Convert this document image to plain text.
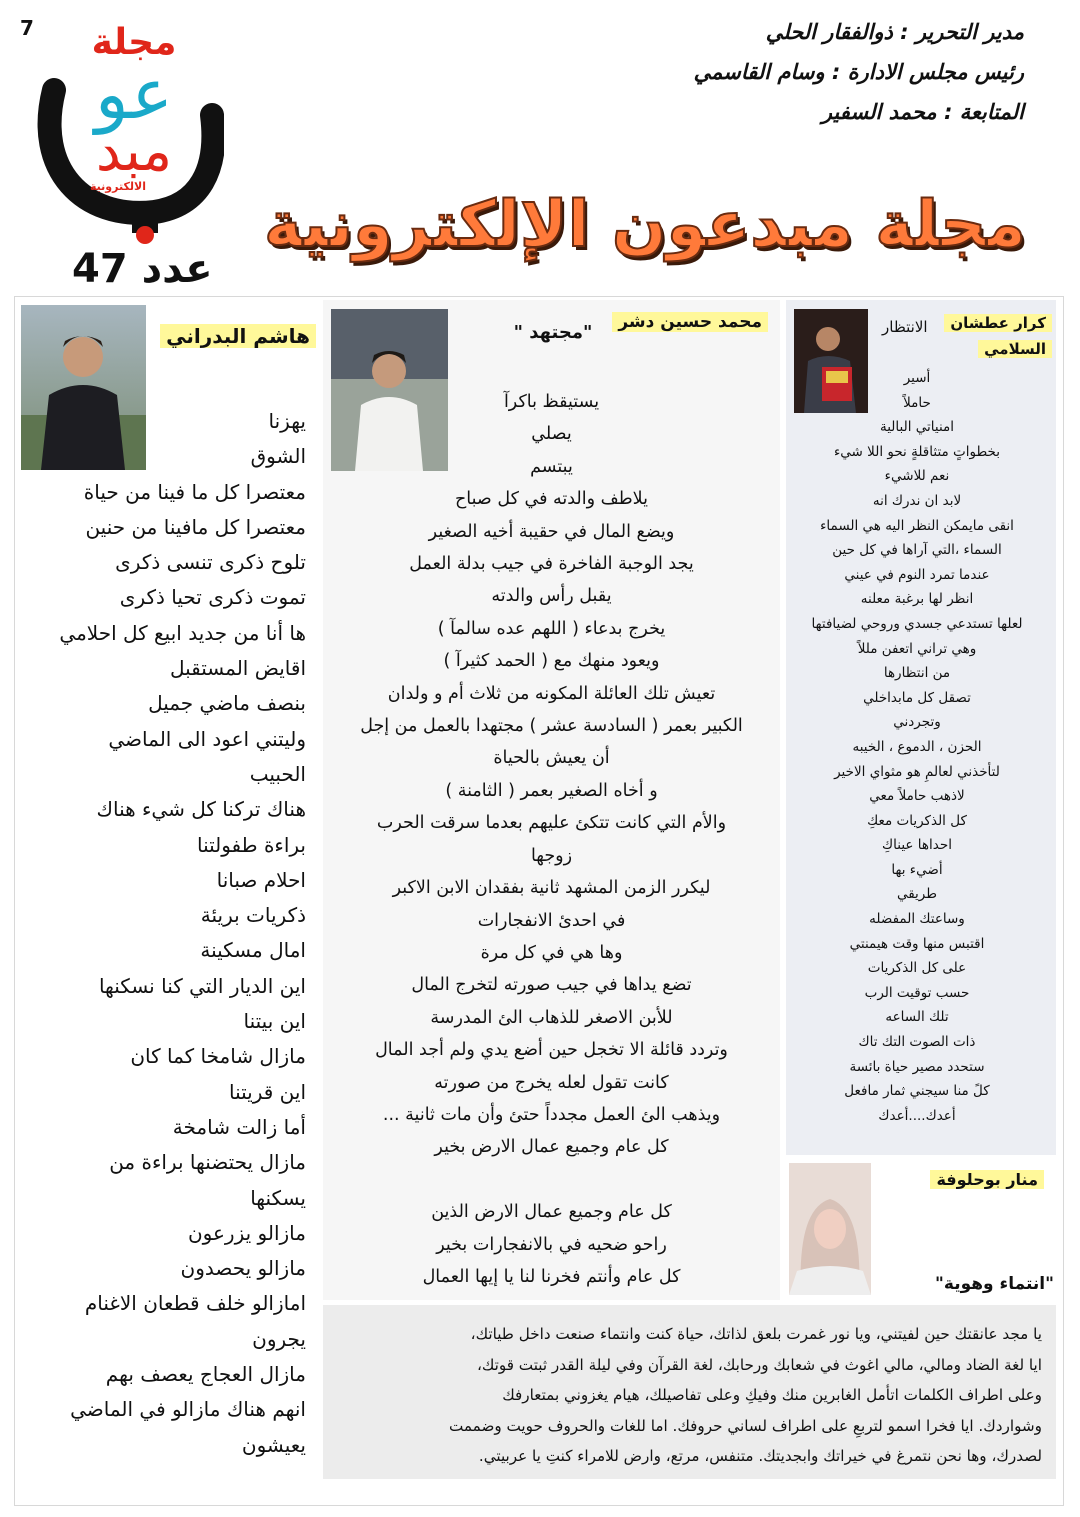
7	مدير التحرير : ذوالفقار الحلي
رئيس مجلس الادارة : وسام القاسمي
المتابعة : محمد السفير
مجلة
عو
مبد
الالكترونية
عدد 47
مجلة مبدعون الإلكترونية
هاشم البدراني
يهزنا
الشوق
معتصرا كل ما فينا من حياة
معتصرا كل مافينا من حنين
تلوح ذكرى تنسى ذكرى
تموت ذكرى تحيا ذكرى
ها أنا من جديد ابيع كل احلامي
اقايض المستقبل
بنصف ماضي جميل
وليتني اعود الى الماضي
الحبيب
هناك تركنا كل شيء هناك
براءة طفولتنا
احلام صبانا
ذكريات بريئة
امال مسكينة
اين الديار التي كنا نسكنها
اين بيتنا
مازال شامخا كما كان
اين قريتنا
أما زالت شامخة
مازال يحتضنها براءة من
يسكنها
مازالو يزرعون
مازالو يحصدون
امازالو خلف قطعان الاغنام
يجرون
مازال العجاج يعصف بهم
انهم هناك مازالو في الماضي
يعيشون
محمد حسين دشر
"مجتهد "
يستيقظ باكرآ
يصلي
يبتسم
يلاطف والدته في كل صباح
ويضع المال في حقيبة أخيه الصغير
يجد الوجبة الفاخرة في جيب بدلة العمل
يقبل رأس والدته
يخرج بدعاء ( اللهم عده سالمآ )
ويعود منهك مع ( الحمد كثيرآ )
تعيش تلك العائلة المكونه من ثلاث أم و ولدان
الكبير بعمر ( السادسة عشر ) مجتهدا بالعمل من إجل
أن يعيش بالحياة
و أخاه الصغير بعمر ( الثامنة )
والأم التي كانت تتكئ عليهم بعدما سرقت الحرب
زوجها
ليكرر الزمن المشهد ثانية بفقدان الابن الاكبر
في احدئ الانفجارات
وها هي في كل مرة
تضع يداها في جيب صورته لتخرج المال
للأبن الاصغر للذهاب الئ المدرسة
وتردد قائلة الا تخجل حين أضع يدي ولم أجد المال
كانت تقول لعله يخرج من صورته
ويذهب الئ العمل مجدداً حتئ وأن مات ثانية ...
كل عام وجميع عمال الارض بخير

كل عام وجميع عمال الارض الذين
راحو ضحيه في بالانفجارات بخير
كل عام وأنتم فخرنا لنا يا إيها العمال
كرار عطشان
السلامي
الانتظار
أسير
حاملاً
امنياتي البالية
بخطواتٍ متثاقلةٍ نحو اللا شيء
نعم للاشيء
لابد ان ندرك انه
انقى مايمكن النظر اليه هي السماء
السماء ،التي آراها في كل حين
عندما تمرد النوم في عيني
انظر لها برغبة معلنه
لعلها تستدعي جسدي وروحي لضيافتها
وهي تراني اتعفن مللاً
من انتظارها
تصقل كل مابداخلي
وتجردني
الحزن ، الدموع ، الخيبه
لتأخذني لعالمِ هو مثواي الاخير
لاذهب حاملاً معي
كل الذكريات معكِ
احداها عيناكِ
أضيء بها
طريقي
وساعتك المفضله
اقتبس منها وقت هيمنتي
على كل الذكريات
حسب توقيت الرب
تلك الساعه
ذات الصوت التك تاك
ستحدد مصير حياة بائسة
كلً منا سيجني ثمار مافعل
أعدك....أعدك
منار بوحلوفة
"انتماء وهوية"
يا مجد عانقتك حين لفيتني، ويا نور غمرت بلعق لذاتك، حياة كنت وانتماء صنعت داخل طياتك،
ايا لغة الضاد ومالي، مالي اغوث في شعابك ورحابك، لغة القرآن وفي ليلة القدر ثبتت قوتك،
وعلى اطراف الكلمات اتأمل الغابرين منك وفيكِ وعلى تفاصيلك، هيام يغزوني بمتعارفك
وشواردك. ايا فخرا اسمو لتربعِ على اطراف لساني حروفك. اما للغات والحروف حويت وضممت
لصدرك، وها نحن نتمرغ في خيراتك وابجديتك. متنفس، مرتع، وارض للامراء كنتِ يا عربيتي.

...

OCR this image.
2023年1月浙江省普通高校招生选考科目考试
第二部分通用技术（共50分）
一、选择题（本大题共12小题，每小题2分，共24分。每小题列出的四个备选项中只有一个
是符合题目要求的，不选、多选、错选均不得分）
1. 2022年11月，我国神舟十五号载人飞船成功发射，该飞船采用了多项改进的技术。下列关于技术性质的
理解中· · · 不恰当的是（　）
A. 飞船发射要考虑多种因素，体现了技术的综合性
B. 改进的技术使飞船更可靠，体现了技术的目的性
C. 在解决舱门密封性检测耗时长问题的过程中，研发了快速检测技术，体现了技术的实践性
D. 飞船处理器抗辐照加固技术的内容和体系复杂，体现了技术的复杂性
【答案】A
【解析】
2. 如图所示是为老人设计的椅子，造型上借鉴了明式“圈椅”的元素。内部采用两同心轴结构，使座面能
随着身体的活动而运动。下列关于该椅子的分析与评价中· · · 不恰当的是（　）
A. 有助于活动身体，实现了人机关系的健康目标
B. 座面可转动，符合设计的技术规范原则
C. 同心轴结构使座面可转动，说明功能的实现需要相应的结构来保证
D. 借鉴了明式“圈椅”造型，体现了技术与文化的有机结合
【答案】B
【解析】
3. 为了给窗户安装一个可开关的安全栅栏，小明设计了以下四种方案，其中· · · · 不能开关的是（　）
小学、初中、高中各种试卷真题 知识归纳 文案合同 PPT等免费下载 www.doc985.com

§ **Instructions to follow**
Pull out every line of the records that includes the string "الصغير".

§ **Exercise response**
ويضع المال في حقيبة أخيه الصغير
و أخاه الصغير بعمر ( الثامنة )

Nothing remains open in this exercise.